DIRECTIONS FOR THIS TASK: Convert each item below into a JSON list of strings, one string per line, with blank lines left out.

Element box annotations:
┏━━
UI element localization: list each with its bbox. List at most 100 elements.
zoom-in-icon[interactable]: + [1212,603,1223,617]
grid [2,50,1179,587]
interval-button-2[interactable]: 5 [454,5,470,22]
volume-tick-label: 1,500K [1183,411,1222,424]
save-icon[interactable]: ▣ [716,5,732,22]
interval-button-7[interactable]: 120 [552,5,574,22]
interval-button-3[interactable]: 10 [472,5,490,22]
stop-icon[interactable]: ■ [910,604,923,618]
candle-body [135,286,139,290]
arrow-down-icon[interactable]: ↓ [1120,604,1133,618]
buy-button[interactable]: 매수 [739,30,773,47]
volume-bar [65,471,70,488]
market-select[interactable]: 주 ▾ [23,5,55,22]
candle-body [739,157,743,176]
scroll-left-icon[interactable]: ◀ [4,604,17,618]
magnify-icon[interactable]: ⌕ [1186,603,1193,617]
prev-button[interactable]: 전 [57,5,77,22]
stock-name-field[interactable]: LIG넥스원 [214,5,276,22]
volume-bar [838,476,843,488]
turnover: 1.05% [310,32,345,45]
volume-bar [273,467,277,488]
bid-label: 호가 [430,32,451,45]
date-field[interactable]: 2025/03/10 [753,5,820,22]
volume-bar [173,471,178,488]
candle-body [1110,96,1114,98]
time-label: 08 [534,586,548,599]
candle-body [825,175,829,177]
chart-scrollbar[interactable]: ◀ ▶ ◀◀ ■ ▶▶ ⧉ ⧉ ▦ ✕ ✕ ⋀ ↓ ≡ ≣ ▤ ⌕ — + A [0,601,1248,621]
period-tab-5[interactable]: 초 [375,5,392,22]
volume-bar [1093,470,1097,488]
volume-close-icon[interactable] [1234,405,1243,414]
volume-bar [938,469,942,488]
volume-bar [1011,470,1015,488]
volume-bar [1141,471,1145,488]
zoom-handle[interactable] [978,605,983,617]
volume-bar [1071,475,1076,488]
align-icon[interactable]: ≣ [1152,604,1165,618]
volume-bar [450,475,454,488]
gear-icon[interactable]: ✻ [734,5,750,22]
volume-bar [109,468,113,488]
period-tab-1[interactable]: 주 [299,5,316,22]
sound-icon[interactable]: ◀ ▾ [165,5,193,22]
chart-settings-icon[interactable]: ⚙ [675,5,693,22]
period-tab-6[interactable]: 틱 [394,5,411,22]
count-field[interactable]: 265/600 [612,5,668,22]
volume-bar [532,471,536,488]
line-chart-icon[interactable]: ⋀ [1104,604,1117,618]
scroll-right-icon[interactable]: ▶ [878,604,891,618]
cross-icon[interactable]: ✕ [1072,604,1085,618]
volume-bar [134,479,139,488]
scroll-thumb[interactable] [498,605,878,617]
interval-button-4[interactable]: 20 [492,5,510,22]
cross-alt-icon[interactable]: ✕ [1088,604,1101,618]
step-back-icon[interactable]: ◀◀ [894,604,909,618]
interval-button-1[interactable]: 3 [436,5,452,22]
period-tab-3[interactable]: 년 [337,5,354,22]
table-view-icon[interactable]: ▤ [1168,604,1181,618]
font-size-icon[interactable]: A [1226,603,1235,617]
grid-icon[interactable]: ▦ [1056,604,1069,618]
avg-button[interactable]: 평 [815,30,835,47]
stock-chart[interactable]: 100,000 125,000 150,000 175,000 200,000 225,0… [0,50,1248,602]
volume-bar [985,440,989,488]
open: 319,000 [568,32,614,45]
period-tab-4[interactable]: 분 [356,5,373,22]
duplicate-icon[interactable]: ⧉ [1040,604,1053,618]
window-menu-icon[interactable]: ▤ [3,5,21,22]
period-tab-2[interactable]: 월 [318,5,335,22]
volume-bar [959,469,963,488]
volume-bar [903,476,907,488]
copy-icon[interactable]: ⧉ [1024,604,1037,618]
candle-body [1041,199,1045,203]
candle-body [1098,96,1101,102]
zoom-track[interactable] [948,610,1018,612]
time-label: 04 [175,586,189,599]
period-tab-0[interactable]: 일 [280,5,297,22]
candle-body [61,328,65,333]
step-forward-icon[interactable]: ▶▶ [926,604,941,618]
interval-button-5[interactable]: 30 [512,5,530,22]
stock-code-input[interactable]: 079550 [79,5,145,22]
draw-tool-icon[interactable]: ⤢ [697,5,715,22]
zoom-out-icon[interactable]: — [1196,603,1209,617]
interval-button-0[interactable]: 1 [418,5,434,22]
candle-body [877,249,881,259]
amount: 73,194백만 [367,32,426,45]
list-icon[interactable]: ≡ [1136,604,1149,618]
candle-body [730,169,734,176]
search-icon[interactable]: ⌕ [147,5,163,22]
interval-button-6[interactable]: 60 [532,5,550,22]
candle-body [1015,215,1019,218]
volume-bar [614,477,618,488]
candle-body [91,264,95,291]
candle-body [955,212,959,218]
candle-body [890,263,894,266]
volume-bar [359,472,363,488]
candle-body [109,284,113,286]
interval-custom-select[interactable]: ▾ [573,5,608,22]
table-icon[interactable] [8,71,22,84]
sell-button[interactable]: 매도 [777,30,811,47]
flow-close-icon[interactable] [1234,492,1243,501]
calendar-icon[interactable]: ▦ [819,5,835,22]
┗━━
WRITTEN REPLY:
[
  "UI element localization: list each with its bbox. List at most 100 elements.",
  "zoom-in-icon[interactable]: + [1212,603,1223,617]",
  "grid [2,50,1179,587]",
  "interval-button-2[interactable]: 5 [454,5,470,22]",
  "volume-tick-label: 1,500K [1183,411,1222,424]",
  "save-icon[interactable]: ▣ [716,5,732,22]",
  "interval-button-7[interactable]: 120 [552,5,574,22]",
  "interval-button-3[interactable]: 10 [472,5,490,22]",
  "stop-icon[interactable]: ■ [910,604,923,618]",
  "candle-body [135,286,139,290]",
  "arrow-down-icon[interactable]: ↓ [1120,604,1133,618]",
  "buy-button[interactable]: 매수 [739,30,773,47]",
  "volume-bar [65,471,70,488]",
  "market-select[interactable]: 주 ▾ [23,5,55,22]",
  "candle-body [739,157,743,176]",
  "scroll-left-icon[interactable]: ◀ [4,604,17,618]",
  "magnify-icon[interactable]: ⌕ [1186,603,1193,617]",
  "prev-button[interactable]: 전 [57,5,77,22]",
  "stock-name-field[interactable]: LIG넥스원 [214,5,276,22]",
  "volume-bar [838,476,843,488]",
  "turnover: 1.05% [310,32,345,45]",
  "volume-bar [273,467,277,488]",
  "bid-label: 호가 [430,32,451,45]",
  "date-field[interactable]: 2025/03/10 [753,5,820,22]",
  "volume-bar [173,471,178,488]",
  "candle-body [1110,96,1114,98]",
  "time-label: 08 [534,586,548,599]",
  "candle-body [825,175,829,177]",
  "chart-scrollbar[interactable]: ◀ ▶ ◀◀ ■ ▶▶ ⧉ ⧉ ▦ ✕ ✕ ⋀ ↓ ≡ ≣ ▤ ⌕ — + A [0,601,1248,621]",
  "period-tab-5[interactable]: 초 [375,5,392,22]",
  "volume-bar [1093,470,1097,488]",
  "volume-close-icon[interactable] [1234,405,1243,414]",
  "volume-bar [938,469,942,488]",
  "volume-bar [1011,470,1015,488]",
  "volume-bar [1141,471,1145,488]",
  "zoom-handle[interactable] [978,605,983,617]",
  "volume-bar [1071,475,1076,488]",
  "align-icon[interactable]: ≣ [1152,604,1165,618]",
  "volume-bar [450,475,454,488]",
  "gear-icon[interactable]: ✻ [734,5,750,22]",
  "volume-bar [109,468,113,488]",
  "period-tab-1[interactable]: 주 [299,5,316,22]",
  "sound-icon[interactable]: ◀ ▾ [165,5,193,22]",
  "chart-settings-icon[interactable]: ⚙ [675,5,693,22]",
  "period-tab-6[interactable]: 틱 [394,5,411,22]",
  "count-field[interactable]: 265/600 [612,5,668,22]",
  "volume-bar [532,471,536,488]",
  "line-chart-icon[interactable]: ⋀ [1104,604,1117,618]",
  "scroll-right-icon[interactable]: ▶ [878,604,891,618]",
  "cross-icon[interactable]: ✕ [1072,604,1085,618]",
  "volume-bar [134,479,139,488]",
  "scroll-thumb[interactable] [498,605,878,617]",
  "interval-button-4[interactable]: 20 [492,5,510,22]",
  "cross-alt-icon[interactable]: ✕ [1088,604,1101,618]",
  "step-back-icon[interactable]: ◀◀ [894,604,909,618]",
  "interval-button-1[interactable]: 3 [436,5,452,22]",
  "period-tab-3[interactable]: 년 [337,5,354,22]",
  "table-view-icon[interactable]: ▤ [1168,604,1181,618]",
  "font-size-icon[interactable]: A [1226,603,1235,617]",
  "grid-icon[interactable]: ▦ [1056,604,1069,618]",
  "avg-button[interactable]: 평 [815,30,835,47]",
  "stock-chart[interactable]: 100,000 125,000 150,000 175,000 200,000 225,0… [0,50,1248,602]",
  "volume-bar [985,440,989,488]",
  "open: 319,000 [568,32,614,45]",
  "period-tab-4[interactable]: 분 [356,5,373,22]",
  "duplicate-icon[interactable]: ⧉ [1040,604,1053,618]",
  "window-menu-icon[interactable]: ▤ [3,5,21,22]",
  "period-tab-2[interactable]: 월 [318,5,335,22]",
  "volume-bar [959,469,963,488]",
  "volume-bar [903,476,907,488]",
  "copy-icon[interactable]: ⧉ [1024,604,1037,618]",
  "candle-body [1041,199,1045,203]",
  "candle-body [1098,96,1101,102]",
  "zoom-track[interactable] [948,610,1018,612]",
  "time-label: 04 [175,586,189,599]",
  "period-tab-0[interactable]: 일 [280,5,297,22]",
  "candle-body [61,328,65,333]",
  "step-forward-icon[interactable]: ▶▶ [926,604,941,618]",
  "interval-button-5[interactable]: 30 [512,5,530,22]",
  "stock-code-input[interactable]: 079550 [79,5,145,22]",
  "draw-tool-icon[interactable]: ⤢ [697,5,715,22]",
  "zoom-out-icon[interactable]: — [1196,603,1209,617]",
  "interval-button-0[interactable]: 1 [418,5,434,22]",
  "candle-body [877,249,881,259]",
  "amount: 73,194백만 [367,32,426,45]",
  "list-icon[interactable]: ≡ [1136,604,1149,618]",
  "candle-body [730,169,734,176]",
  "search-icon[interactable]: ⌕ [147,5,163,22]",
  "interval-button-6[interactable]: 60 [532,5,550,22]",
  "candle-body [1015,215,1019,218]",
  "volume-bar [614,477,618,488]",
  "candle-body [91,264,95,291]",
  "candle-body [955,212,959,218]",
  "candle-body [890,263,894,266]",
  "volume-bar [359,472,363,488]",
  "candle-body [109,284,113,286]",
  "interval-custom-select[interactable]: ▾ [573,5,608,22]",
  "table-icon[interactable] [8,71,22,84]",
  "sell-button[interactable]: 매도 [777,30,811,47]",
  "flow-close-icon[interactable] [1234,492,1243,501]",
  "calendar-icon[interactable]: ▦ [819,5,835,22]"
]